# STATED PROBLEM:
Search the listing below for the string "panel" and show each line that contains it.

# DATASET EXCERPTS:

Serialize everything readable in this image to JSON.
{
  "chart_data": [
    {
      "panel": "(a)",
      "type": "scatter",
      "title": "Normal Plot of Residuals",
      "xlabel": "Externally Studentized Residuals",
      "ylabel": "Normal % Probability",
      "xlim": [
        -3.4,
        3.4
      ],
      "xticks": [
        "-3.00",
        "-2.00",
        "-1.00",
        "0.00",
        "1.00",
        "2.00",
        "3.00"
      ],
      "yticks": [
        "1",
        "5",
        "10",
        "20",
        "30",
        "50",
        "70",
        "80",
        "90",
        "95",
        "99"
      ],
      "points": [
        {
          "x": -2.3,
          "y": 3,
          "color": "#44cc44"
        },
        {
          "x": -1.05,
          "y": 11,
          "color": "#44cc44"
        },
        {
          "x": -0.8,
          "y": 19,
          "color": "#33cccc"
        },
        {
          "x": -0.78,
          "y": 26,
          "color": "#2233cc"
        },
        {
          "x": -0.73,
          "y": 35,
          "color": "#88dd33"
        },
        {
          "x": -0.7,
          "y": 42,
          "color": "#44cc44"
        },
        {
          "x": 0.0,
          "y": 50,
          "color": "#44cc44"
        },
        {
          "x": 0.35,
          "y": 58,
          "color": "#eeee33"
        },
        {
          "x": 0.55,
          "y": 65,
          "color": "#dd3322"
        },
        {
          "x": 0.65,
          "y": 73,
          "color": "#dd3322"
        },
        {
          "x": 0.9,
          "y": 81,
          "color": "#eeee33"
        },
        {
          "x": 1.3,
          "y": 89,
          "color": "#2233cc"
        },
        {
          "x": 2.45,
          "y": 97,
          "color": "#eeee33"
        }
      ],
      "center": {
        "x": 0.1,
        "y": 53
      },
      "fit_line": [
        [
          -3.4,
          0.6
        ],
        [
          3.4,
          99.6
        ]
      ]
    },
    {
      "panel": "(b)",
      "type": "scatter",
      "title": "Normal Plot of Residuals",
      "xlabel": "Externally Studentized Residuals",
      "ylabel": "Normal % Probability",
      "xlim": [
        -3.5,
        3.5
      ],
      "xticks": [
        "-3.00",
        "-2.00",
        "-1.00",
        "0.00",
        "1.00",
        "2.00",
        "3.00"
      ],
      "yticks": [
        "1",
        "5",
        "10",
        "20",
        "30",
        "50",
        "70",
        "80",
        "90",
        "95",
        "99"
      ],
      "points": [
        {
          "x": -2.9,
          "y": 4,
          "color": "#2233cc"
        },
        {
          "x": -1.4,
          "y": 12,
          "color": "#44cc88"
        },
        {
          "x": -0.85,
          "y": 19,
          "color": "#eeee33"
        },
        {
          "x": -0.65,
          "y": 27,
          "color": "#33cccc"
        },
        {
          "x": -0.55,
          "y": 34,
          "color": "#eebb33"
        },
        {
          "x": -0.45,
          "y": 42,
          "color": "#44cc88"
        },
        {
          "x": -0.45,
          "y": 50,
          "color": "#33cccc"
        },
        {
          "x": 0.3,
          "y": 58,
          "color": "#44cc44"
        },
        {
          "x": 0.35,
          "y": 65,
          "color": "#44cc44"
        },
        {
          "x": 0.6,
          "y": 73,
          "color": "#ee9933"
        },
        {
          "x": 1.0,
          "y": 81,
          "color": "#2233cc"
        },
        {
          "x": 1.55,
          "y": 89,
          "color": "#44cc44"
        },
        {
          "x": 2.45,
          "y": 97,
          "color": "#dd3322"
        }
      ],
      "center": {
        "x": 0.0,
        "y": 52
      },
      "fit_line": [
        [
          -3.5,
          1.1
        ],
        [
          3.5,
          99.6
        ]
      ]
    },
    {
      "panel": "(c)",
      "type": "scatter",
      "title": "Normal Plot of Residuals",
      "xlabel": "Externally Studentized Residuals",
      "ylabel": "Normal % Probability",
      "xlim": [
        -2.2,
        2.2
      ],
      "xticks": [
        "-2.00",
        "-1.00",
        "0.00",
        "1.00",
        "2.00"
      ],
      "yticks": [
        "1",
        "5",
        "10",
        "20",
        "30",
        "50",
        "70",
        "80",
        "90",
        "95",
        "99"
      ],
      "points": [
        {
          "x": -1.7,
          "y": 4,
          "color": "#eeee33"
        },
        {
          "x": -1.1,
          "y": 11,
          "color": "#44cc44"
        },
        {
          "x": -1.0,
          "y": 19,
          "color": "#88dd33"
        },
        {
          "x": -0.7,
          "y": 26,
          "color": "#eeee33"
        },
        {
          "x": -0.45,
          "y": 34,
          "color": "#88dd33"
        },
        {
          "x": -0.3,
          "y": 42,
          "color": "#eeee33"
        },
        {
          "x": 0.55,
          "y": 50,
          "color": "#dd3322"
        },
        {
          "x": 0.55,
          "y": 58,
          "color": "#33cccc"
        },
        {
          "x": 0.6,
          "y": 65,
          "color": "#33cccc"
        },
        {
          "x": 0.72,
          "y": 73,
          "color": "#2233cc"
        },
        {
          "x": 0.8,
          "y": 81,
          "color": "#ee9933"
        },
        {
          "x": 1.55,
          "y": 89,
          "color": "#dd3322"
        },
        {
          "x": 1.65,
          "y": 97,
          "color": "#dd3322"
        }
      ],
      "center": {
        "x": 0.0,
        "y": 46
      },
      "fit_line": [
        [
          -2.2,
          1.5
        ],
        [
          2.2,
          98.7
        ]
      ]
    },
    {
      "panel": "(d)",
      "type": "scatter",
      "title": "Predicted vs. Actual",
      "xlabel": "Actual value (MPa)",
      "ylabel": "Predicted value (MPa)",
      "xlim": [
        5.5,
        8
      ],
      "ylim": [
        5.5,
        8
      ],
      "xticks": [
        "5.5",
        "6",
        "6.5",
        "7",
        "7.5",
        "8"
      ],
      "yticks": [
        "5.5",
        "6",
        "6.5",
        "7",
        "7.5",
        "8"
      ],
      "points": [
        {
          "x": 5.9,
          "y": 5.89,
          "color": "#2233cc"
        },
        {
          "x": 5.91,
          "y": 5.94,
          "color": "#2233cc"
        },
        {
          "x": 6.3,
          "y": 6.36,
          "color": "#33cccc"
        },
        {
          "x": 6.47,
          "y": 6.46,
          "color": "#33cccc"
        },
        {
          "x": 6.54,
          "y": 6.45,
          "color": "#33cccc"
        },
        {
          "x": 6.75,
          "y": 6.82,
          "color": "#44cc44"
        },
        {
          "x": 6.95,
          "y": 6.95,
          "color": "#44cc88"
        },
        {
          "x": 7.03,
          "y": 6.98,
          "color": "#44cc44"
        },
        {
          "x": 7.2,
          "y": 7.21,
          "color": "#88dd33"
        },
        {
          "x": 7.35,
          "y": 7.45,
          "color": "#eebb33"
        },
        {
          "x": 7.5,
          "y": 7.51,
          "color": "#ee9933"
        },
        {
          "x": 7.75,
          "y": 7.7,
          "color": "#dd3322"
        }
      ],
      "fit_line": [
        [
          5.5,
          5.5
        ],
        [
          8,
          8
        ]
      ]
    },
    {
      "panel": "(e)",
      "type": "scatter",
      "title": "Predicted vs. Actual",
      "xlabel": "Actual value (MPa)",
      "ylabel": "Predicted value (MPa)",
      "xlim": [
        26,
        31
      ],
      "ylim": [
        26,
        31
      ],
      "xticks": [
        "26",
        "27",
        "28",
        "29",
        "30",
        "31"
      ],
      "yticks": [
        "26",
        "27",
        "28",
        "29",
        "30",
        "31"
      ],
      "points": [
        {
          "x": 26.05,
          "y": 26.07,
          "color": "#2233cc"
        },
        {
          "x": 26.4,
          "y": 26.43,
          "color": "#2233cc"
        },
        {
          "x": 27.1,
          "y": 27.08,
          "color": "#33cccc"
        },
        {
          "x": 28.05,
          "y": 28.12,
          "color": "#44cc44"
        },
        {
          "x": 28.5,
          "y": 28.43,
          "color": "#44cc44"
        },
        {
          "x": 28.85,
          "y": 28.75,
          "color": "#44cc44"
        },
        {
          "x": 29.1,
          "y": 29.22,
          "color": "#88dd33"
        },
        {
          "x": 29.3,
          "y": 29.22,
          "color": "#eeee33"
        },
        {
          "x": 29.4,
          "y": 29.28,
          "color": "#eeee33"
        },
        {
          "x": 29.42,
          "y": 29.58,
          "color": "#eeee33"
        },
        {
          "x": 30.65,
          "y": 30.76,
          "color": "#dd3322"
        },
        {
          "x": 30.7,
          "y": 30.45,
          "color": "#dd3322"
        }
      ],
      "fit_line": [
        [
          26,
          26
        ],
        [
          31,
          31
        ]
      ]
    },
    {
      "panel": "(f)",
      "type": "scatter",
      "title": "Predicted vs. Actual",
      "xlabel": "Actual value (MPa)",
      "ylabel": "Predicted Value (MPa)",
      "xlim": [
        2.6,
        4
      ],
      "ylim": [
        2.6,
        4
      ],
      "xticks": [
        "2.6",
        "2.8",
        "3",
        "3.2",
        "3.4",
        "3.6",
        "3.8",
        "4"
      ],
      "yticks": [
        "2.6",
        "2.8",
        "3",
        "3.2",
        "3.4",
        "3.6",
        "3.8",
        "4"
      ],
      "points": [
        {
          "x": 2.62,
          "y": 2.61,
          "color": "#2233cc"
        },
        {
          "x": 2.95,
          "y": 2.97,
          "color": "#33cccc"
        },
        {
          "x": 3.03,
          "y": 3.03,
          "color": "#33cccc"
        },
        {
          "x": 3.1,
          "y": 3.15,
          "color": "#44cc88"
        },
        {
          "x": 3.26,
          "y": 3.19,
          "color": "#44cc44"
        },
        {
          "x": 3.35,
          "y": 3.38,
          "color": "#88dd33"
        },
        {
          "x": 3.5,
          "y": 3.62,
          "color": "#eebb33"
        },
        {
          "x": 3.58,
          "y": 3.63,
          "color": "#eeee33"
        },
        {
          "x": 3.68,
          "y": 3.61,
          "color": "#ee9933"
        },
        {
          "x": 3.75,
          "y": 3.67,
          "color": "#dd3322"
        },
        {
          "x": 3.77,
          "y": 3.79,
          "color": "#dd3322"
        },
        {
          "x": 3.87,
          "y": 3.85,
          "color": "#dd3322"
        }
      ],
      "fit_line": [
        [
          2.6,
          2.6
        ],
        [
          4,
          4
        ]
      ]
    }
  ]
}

# PROBLEM SOLUTION:
      "panel": "(a)",
      "panel": "(b)",
      "panel": "(c)",
      "panel": "(d)",
      "panel": "(e)",
      "panel": "(f)",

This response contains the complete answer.